= Requirements =
Look over the entries that follow and work out how many lines contain "amount". State the number only.

>> start

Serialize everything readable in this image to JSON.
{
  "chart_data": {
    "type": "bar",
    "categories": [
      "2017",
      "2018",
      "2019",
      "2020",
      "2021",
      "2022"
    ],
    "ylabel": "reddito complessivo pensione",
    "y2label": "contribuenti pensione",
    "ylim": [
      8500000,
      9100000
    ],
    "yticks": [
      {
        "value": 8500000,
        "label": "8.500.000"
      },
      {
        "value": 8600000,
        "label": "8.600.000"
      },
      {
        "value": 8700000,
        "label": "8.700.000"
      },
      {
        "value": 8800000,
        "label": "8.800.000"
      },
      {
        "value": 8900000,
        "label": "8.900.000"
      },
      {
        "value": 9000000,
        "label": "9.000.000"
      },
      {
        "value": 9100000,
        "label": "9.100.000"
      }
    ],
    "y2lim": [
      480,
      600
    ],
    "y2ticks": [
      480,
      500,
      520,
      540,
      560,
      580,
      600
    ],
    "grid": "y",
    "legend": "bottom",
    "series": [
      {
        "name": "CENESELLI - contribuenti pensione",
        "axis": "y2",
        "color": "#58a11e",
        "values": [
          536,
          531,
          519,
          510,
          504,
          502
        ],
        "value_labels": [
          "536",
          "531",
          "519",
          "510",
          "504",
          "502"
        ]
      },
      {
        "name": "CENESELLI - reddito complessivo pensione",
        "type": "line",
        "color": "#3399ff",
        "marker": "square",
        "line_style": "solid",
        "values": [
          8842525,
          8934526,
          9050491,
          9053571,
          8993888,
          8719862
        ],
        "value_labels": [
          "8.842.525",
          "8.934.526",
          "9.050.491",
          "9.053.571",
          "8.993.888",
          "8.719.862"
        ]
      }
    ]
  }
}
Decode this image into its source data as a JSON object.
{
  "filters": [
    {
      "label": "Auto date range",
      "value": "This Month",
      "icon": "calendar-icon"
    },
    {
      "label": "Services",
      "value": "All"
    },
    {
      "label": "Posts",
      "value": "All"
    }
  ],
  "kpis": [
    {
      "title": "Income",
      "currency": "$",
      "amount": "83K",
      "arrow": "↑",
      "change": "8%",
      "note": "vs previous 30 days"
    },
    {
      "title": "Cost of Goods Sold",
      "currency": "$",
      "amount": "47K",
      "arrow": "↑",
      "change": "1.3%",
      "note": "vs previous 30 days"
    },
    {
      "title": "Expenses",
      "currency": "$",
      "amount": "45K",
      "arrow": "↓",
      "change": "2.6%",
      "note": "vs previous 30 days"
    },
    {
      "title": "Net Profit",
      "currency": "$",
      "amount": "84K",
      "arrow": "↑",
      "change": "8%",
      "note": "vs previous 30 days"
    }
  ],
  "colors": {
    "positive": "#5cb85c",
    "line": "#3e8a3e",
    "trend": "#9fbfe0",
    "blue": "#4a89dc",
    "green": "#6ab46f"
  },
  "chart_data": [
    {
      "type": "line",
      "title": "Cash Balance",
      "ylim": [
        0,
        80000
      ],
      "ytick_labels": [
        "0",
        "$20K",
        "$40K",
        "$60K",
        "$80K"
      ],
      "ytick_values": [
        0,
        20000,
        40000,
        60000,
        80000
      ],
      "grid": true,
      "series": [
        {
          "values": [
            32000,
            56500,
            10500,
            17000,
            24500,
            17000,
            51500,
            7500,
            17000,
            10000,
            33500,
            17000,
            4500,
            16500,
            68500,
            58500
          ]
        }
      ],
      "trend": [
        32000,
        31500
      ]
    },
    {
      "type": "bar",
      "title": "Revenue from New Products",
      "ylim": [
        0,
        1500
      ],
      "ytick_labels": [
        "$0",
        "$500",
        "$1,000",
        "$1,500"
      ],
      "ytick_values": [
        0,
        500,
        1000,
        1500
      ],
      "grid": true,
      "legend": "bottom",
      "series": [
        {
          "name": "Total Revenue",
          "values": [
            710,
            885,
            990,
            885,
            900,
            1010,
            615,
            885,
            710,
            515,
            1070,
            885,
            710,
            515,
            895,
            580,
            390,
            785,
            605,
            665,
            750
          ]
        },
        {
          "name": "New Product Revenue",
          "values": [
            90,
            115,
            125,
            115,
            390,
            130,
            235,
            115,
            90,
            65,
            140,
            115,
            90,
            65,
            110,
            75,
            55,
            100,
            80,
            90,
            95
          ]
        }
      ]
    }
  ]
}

>> end
>> start

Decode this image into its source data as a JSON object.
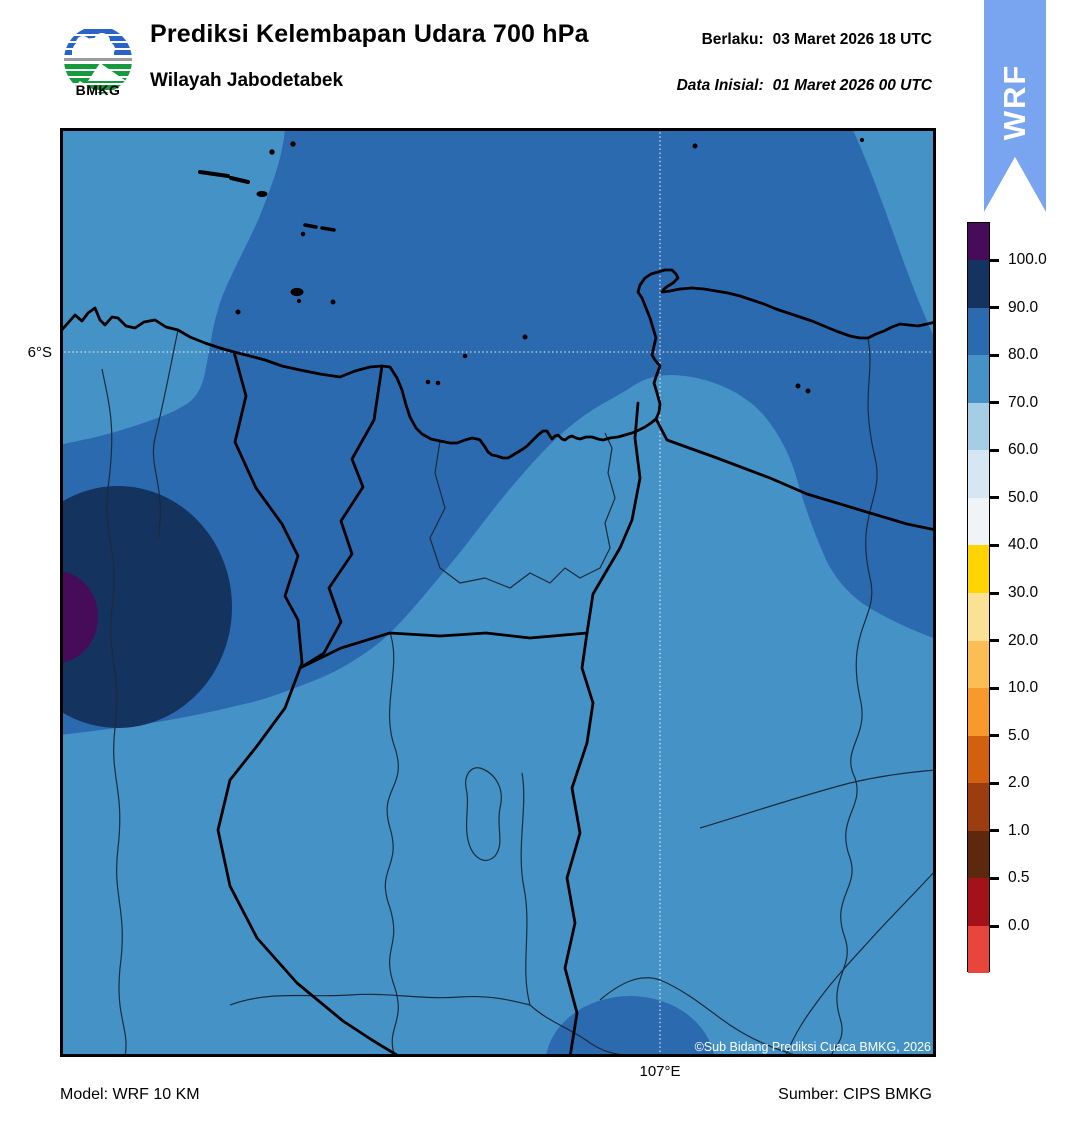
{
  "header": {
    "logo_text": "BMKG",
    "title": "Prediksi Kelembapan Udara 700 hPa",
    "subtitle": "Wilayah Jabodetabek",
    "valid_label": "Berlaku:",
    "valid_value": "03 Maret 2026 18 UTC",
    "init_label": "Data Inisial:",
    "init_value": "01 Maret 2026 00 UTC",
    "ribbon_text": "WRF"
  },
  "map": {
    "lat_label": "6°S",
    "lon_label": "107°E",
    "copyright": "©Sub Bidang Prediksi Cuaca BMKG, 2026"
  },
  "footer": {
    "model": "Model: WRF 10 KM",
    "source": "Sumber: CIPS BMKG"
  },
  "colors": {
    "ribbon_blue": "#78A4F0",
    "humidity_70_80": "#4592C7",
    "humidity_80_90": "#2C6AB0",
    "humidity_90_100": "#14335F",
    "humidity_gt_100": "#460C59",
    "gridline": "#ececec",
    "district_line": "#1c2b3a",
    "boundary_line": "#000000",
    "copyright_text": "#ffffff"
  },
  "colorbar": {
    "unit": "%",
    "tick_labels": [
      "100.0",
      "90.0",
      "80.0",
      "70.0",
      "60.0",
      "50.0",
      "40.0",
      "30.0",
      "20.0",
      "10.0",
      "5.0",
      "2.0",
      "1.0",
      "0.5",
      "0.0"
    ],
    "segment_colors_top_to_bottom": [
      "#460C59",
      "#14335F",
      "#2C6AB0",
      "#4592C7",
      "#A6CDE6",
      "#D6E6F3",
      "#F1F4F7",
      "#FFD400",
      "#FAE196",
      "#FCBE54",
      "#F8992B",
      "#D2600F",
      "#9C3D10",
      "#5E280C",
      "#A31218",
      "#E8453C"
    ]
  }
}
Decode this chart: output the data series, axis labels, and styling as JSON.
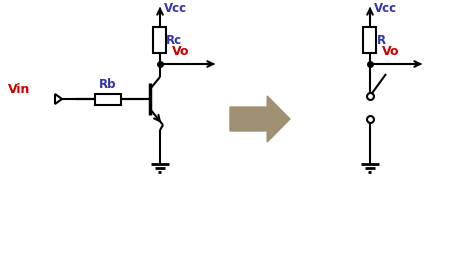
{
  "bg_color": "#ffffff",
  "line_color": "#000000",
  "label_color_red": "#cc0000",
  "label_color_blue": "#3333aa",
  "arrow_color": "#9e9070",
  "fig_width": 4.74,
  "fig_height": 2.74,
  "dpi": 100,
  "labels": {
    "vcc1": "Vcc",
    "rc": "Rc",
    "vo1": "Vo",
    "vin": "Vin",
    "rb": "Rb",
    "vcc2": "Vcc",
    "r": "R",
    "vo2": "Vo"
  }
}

>> end

= Response to the exercise =
4